**WHAT IS EXPECTED:** In the passage on failure, swap "decades" for "years" and write out the text starting with "Learning to Fail" and going on through "over and over.".

**QUOTED TEXT:**
+===+

He had become too careful, too wary of failure.

Who likes to fail? I don’t. Failure can feel humiliating. But if we’re not willing to risk failure, we won’t be able to make the bold moves necessary to really succeed, either.

Learning to deal well with failure is a skill. It’s something that we can learn, practice, and master. Not that anyone wants to become a master at failure; we want to become masters at dealing with failure… and masters at learning from our failures.

Our failures can be more effective teachers than our successes; and with understanding and practice, we can learn to make the most of them, even turning those failures into triumphs.

Learning to Fail

Where many of us get stuck is that instead of learning from our mistakes and changing our behavior accordingly, we stay stuck in the emotions of failure, ruminating on past mistakes. I have had clients who have spent decades reliving past failures in their mind – not learning to do things differently, just feeling the awful feelings over and over.

This is not the way to deal with failure. Those awful emotions change when we change our behavior, so that we can face the next challenge more effectively.

+===+

**INFORMATION GIVEN:**
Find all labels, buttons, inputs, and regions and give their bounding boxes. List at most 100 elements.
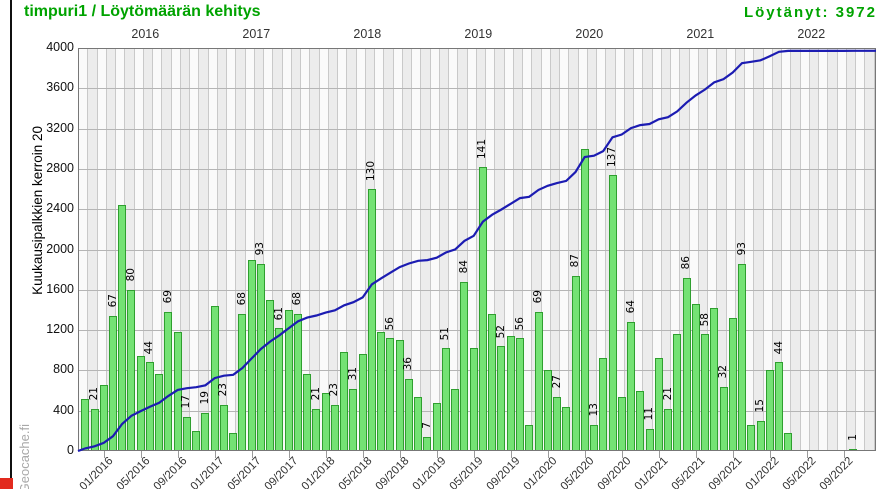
- bar: [109, 316, 117, 451]
- bar-value-label: 80: [124, 268, 137, 282]
- bar: [275, 328, 284, 451]
- x-tick-mark: [547, 451, 549, 458]
- y-tick-label: 3200: [46, 120, 74, 135]
- x-tick-mark: [436, 451, 438, 458]
- bar: [210, 305, 219, 451]
- bar: [710, 307, 719, 451]
- bar: [460, 281, 469, 451]
- bar: [506, 336, 515, 451]
- bar: [136, 356, 145, 451]
- x-tick-mark: [769, 451, 771, 458]
- bar-value-label: 130: [365, 160, 378, 181]
- bar: [321, 392, 330, 451]
- bar: [201, 412, 210, 451]
- x-tick-mark: [732, 451, 734, 458]
- bar: [192, 430, 201, 452]
- x-tick-mark: [510, 451, 512, 458]
- bar: [312, 408, 321, 451]
- bar: [664, 408, 672, 451]
- bar: [738, 263, 746, 451]
- bar: [81, 398, 90, 451]
- bar: [182, 416, 191, 451]
- bar: [145, 362, 154, 451]
- geocache-fi-watermark: Geocache.fi: [17, 424, 32, 489]
- bar: [478, 166, 487, 451]
- bar: [127, 289, 136, 451]
- bar-value-label: 23: [328, 383, 341, 397]
- bar: [617, 396, 626, 451]
- bar: [432, 402, 441, 451]
- bar: [747, 424, 756, 451]
- x-tick-mark: [140, 451, 142, 458]
- bar: [118, 205, 127, 451]
- bar: [293, 314, 302, 451]
- year-label: 2016: [131, 27, 160, 41]
- bar-value-label: 58: [698, 312, 711, 326]
- horizontal-gridline: [78, 209, 876, 211]
- bar: [99, 384, 108, 451]
- bar: [284, 309, 293, 451]
- y-tick-label: 1600: [46, 281, 74, 296]
- bar-value-label: 32: [717, 364, 729, 379]
- bar: [349, 388, 358, 451]
- x-tick-mark: [177, 451, 179, 458]
- y-tick-label: 3600: [46, 80, 74, 95]
- x-tick-mark: [473, 451, 475, 458]
- bar-value-label: 87: [569, 254, 581, 268]
- bar: [90, 408, 99, 451]
- bar-value-label: 84: [457, 260, 470, 274]
- bar: [645, 428, 654, 451]
- bar-value-label: 68: [235, 292, 248, 306]
- bar-value-label: 137: [606, 146, 618, 167]
- bar-value-label: 44: [772, 340, 785, 355]
- x-tick-mark: [251, 451, 253, 458]
- y-tick-label: 2400: [46, 201, 74, 216]
- bar: [553, 396, 561, 451]
- bar-value-label: 11: [643, 407, 655, 421]
- bar-value-label: 64: [624, 300, 637, 314]
- bar: [571, 275, 580, 451]
- bar-value-label: 51: [439, 326, 452, 340]
- horizontal-gridline: [78, 249, 876, 251]
- bar: [303, 374, 312, 451]
- year-label: 2018: [353, 27, 382, 41]
- bar: [562, 406, 571, 451]
- horizontal-gridline: [78, 289, 876, 291]
- y-tick-label: 0: [67, 443, 74, 457]
- bar: [849, 449, 857, 451]
- bar-value-label: 27: [550, 375, 563, 389]
- bar: [441, 348, 450, 451]
- x-tick-mark: [658, 451, 660, 458]
- bar: [469, 348, 478, 451]
- y-tick-label: 1200: [46, 322, 74, 337]
- y-axis-label: Kuukausipalkkien kerroin 20: [30, 126, 45, 295]
- bar: [173, 332, 182, 451]
- horizontal-gridline: [78, 88, 876, 90]
- bar: [451, 388, 460, 451]
- bar: [386, 338, 395, 451]
- bar: [701, 334, 709, 451]
- y-tick-label: 400: [53, 402, 74, 417]
- bar-value-label: 61: [272, 306, 285, 320]
- bar: [654, 358, 663, 451]
- bar: [423, 436, 432, 451]
- bar: [404, 378, 413, 451]
- x-tick-mark: [584, 451, 586, 458]
- bar-value-label: 86: [680, 256, 692, 270]
- bar: [756, 420, 765, 451]
- left-border-line: [10, 0, 12, 489]
- bar: [599, 358, 608, 451]
- x-tick-mark: [806, 451, 808, 458]
- bar: [590, 424, 598, 451]
- red-corner-marker: [0, 478, 13, 489]
- horizontal-gridline: [78, 128, 876, 130]
- x-tick-mark: [362, 451, 364, 458]
- bar: [525, 424, 534, 451]
- x-tick-mark: [288, 451, 290, 458]
- x-tick-mark: [214, 451, 216, 458]
- year-label: 2020: [575, 27, 604, 41]
- year-label: 2017: [242, 27, 271, 41]
- bar: [682, 277, 691, 451]
- bar-value-label: 36: [402, 356, 415, 371]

+===+

**THE COMPLETED TASK:**
Learning to Fail

Where many of us get stuck is that instead of learning from our mistakes and changing our behavior accordingly, we stay stuck in the emotions of failure, ruminating on past mistakes. I have had clients who have spent years reliving past failures in their mind – not learning to do things differently, just feeling the awful feelings over and over.